■ EXERCISE REQUIREMENTS ■
Only lines holding the string "Rides" are wanted; copy each one from the material.

Data entries

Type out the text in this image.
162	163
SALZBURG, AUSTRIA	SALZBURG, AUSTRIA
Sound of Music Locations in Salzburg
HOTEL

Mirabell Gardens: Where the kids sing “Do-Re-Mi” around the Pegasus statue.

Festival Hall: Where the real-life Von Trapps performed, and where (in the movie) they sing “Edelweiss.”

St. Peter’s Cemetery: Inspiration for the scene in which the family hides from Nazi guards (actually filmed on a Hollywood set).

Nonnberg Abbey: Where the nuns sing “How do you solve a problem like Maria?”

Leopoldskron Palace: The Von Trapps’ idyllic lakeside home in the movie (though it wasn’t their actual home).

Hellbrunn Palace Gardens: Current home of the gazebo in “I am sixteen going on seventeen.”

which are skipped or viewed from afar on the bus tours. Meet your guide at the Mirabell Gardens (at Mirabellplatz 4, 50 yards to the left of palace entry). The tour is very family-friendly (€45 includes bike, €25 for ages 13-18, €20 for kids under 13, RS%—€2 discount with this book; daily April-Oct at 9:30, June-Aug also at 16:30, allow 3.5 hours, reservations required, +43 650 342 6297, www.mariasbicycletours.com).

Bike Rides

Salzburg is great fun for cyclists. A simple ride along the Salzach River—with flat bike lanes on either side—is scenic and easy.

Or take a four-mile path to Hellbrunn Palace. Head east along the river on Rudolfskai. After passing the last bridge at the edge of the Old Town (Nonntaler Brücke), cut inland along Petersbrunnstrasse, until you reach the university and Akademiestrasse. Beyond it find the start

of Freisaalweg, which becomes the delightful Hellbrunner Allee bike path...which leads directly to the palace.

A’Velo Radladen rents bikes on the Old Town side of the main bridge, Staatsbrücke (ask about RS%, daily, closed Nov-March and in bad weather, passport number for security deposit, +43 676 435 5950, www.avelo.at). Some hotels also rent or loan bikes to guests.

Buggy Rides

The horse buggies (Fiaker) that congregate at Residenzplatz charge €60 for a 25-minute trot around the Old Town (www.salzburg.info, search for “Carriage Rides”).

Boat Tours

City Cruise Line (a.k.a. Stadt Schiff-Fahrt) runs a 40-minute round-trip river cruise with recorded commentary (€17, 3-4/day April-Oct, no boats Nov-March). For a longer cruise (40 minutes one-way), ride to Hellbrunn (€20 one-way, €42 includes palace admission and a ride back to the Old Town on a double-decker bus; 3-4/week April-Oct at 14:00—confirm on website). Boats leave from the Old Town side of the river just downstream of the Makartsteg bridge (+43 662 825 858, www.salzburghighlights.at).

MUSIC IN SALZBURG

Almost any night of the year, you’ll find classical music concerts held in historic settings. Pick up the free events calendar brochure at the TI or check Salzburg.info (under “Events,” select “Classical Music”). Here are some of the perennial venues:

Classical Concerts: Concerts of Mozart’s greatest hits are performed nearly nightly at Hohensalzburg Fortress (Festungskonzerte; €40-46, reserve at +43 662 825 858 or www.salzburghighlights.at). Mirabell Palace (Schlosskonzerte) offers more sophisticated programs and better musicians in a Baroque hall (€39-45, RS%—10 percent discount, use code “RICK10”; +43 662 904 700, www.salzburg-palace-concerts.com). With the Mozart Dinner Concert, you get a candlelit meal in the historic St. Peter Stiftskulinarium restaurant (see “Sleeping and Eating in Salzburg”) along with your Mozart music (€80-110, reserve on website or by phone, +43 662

■ WRITTEN RESPONSE ■
Bike Rides
Buggy Rides
The horse buggies (Fiaker) that congregate at Residenzplatz charge €60 for a 25-minute trot around the Old Town (www.salzburg.info, search for “Carriage Rides”).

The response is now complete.